EXERCISE DETAILS: Copy all records precisely, apart from the pictures.

____

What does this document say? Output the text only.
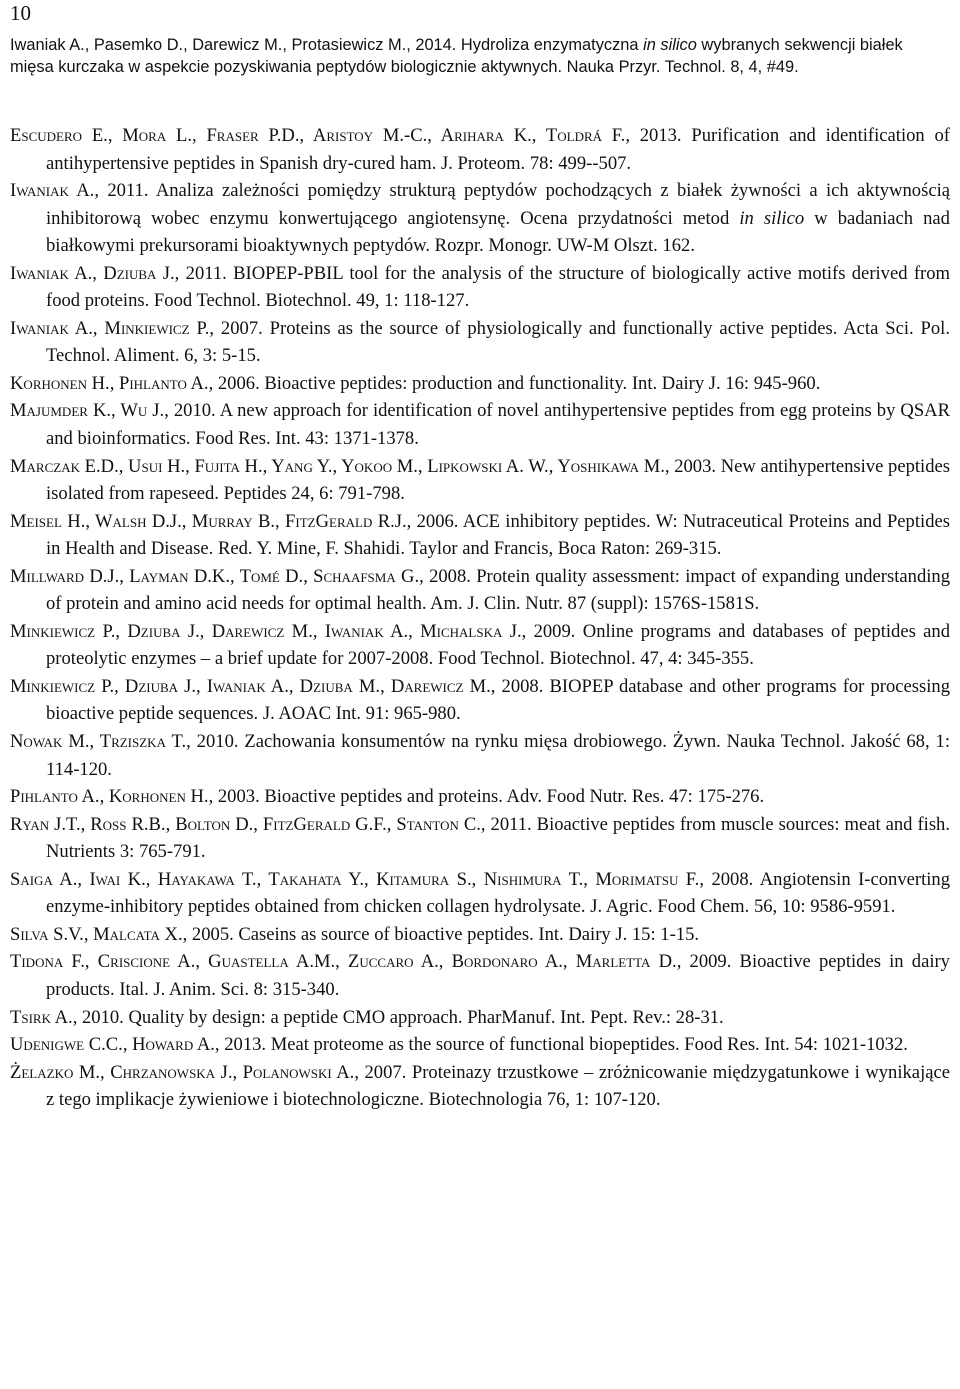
10
Iwaniak A., Pasemko D., Darewicz M., Protasiewicz M., 2014. Hydroliza enzymatyczna in silico wybranych sekwencji białek mięsa kurczaka w aspekcie pozyskiwania peptydów biologicznie aktywnych. Nauka Przyr. Technol. 8, 4, #49.

Escudero E., Mora L., Fraser P.D., Aristoy M.-C., Arihara K., Toldrá F., 2013. Purification and identification of antihypertensive peptides in Spanish dry-cured ham. J. Proteom. 78: 499--507.

Iwaniak A., 2011. Analiza zależności pomiędzy strukturą peptydów pochodzących z białek żywności a ich aktywnością inhibitorową wobec enzymu konwertującego angiotensynę. Ocena przydatności metod in silico w badaniach nad białkowymi prekursorami bioaktywnych peptydów. Rozpr. Monogr. UW-M Olszt. 162.

Iwaniak A., Dziuba J., 2011. BIOPEP-PBIL tool for the analysis of the structure of biologically active motifs derived from food proteins. Food Technol. Biotechnol. 49, 1: 118-127.

Iwaniak A., Minkiewicz P., 2007. Proteins as the source of physiologically and functionally active peptides. Acta Sci. Pol. Technol. Aliment. 6, 3: 5-15.

Korhonen H., Pihlanto A., 2006. Bioactive peptides: production and functionality. Int. Dairy J. 16: 945-960.

Majumder K., Wu J., 2010. A new approach for identification of novel antihypertensive peptides from egg proteins by QSAR and bioinformatics. Food Res. Int. 43: 1371-1378.

Marczak E.D., Usui H., Fujita H., Yang Y., Yokoo M., Lipkowski A. W., Yoshikawa M., 2003. New antihypertensive peptides isolated from rapeseed. Peptides 24, 6: 791-798.

Meisel H., Walsh D.J., Murray B., FitzGerald R.J., 2006. ACE inhibitory peptides. W: Nutraceutical Proteins and Peptides in Health and Disease. Red. Y. Mine, F. Shahidi. Taylor and Francis, Boca Raton: 269-315.

Millward D.J., Layman D.K., Tomé D., Schaafsma G., 2008. Protein quality assessment: impact of expanding understanding of protein and amino acid needs for optimal health. Am. J. Clin. Nutr. 87 (suppl): 1576S-1581S.

Minkiewicz P., Dziuba J., Darewicz M., Iwaniak A., Michalska J., 2009. Online programs and databases of peptides and proteolytic enzymes – a brief update for 2007-2008. Food Technol. Biotechnol. 47, 4: 345-355.

Minkiewicz P., Dziuba J., Iwaniak A., Dziuba M., Darewicz M., 2008. BIOPEP database and other programs for processing bioactive peptide sequences. J. AOAC Int. 91: 965-980.

Nowak M., Trziszka T., 2010. Zachowania konsumentów na rynku mięsa drobiowego. Żywn. Nauka Technol. Jakość 68, 1: 114-120.

Pihlanto A., Korhonen H., 2003. Bioactive peptides and proteins. Adv. Food Nutr. Res. 47: 175-276.

Ryan J.T., Ross R.B., Bolton D., FitzGerald G.F., Stanton C., 2011. Bioactive peptides from muscle sources: meat and fish. Nutrients 3: 765-791.

Saiga A., Iwai K., Hayakawa T., Takahata Y., Kitamura S., Nishimura T., Morimatsu F., 2008. Angiotensin I-converting enzyme-inhibitory peptides obtained from chicken collagen hydrolysate. J. Agric. Food Chem. 56, 10: 9586-9591.

Silva S.V., Malcata X., 2005. Caseins as source of bioactive peptides. Int. Dairy J. 15: 1-15.

Tidona F., Criscione A., Guastella A.M., Zuccaro A., Bordonaro A., Marletta D., 2009. Bioactive peptides in dairy products. Ital. J. Anim. Sci. 8: 315-340.

Tsirk A., 2010. Quality by design: a peptide CMO approach. PharManuf. Int. Pept. Rev.: 28-31.

Udenigwe C.C., Howard A., 2013. Meat proteome as the source of functional biopeptides. Food Res. Int. 54: 1021-1032.

Żelazko M., Chrzanowska J., Polanowski A., 2007. Proteinazy trzustkowe – zróżnicowanie międzygatunkowe i wynikające z tego implikacje żywieniowe i biotechnologiczne. Biotechnologia 76, 1: 107-120.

____

ANSWER BOX:
What does this document say? Output the text only.
10
Iwaniak A., Pasemko D., Darewicz M., Protasiewicz M., 2014. Hydroliza enzymatyczna in silico wybranych sekwencji białek mięsa kurczaka w aspekcie pozyskiwania peptydów biologicznie aktywnych. Nauka Przyr. Technol. 8, 4, #49.

Escudero E., Mora L., Fraser P.D., Aristoy M.-C., Arihara K., Toldrá F., 2013. Purification and identification of antihypertensive peptides in Spanish dry-cured ham. J. Proteom. 78: 499--507.

Iwaniak A., 2011. Analiza zależności pomiędzy strukturą peptydów pochodzących z białek żywności a ich aktywnością inhibitorową wobec enzymu konwertującego angiotensynę. Ocena przydatności metod in silico w badaniach nad białkowymi prekursorami bioaktywnych peptydów. Rozpr. Monogr. UW-M Olszt. 162.

Iwaniak A., Dziuba J., 2011. BIOPEP-PBIL tool for the analysis of the structure of biologically active motifs derived from food proteins. Food Technol. Biotechnol. 49, 1: 118-127.

Iwaniak A., Minkiewicz P., 2007. Proteins as the source of physiologically and functionally active peptides. Acta Sci. Pol. Technol. Aliment. 6, 3: 5-15.

Korhonen H., Pihlanto A., 2006. Bioactive peptides: production and functionality. Int. Dairy J. 16: 945-960.

Majumder K., Wu J., 2010. A new approach for identification of novel antihypertensive peptides from egg proteins by QSAR and bioinformatics. Food Res. Int. 43: 1371-1378.

Marczak E.D., Usui H., Fujita H., Yang Y., Yokoo M., Lipkowski A. W., Yoshikawa M., 2003. New antihypertensive peptides isolated from rapeseed. Peptides 24, 6: 791-798.

Meisel H., Walsh D.J., Murray B., FitzGerald R.J., 2006. ACE inhibitory peptides. W: Nutraceutical Proteins and Peptides in Health and Disease. Red. Y. Mine, F. Shahidi. Taylor and Francis, Boca Raton: 269-315.

Millward D.J., Layman D.K., Tomé D., Schaafsma G., 2008. Protein quality assessment: impact of expanding understanding of protein and amino acid needs for optimal health. Am. J. Clin. Nutr. 87 (suppl): 1576S-1581S.

Minkiewicz P., Dziuba J., Darewicz M., Iwaniak A., Michalska J., 2009. Online programs and databases of peptides and proteolytic enzymes – a brief update for 2007-2008. Food Technol. Biotechnol. 47, 4: 345-355.

Minkiewicz P., Dziuba J., Iwaniak A., Dziuba M., Darewicz M., 2008. BIOPEP database and other programs for processing bioactive peptide sequences. J. AOAC Int. 91: 965-980.

Nowak M., Trziszka T., 2010. Zachowania konsumentów na rynku mięsa drobiowego. Żywn. Nauka Technol. Jakość 68, 1: 114-120.

Pihlanto A., Korhonen H., 2003. Bioactive peptides and proteins. Adv. Food Nutr. Res. 47: 175-276.

Ryan J.T., Ross R.B., Bolton D., FitzGerald G.F., Stanton C., 2011. Bioactive peptides from muscle sources: meat and fish. Nutrients 3: 765-791.

Saiga A., Iwai K., Hayakawa T., Takahata Y., Kitamura S., Nishimura T., Morimatsu F., 2008. Angiotensin I-converting enzyme-inhibitory peptides obtained from chicken collagen hydrolysate. J. Agric. Food Chem. 56, 10: 9586-9591.

Silva S.V., Malcata X., 2005. Caseins as source of bioactive peptides. Int. Dairy J. 15: 1-15.

Tidona F., Criscione A., Guastella A.M., Zuccaro A., Bordonaro A., Marletta D., 2009. Bioactive peptides in dairy products. Ital. J. Anim. Sci. 8: 315-340.

Tsirk A., 2010. Quality by design: a peptide CMO approach. PharManuf. Int. Pept. Rev.: 28-31.

Udenigwe C.C., Howard A., 2013. Meat proteome as the source of functional biopeptides. Food Res. Int. 54: 1021-1032.

Żelazko M., Chrzanowska J., Polanowski A., 2007. Proteinazy trzustkowe – zróżnicowanie międzygatunkowe i wynikające z tego implikacje żywieniowe i biotechnologiczne. Biotechnologia 76, 1: 107-120.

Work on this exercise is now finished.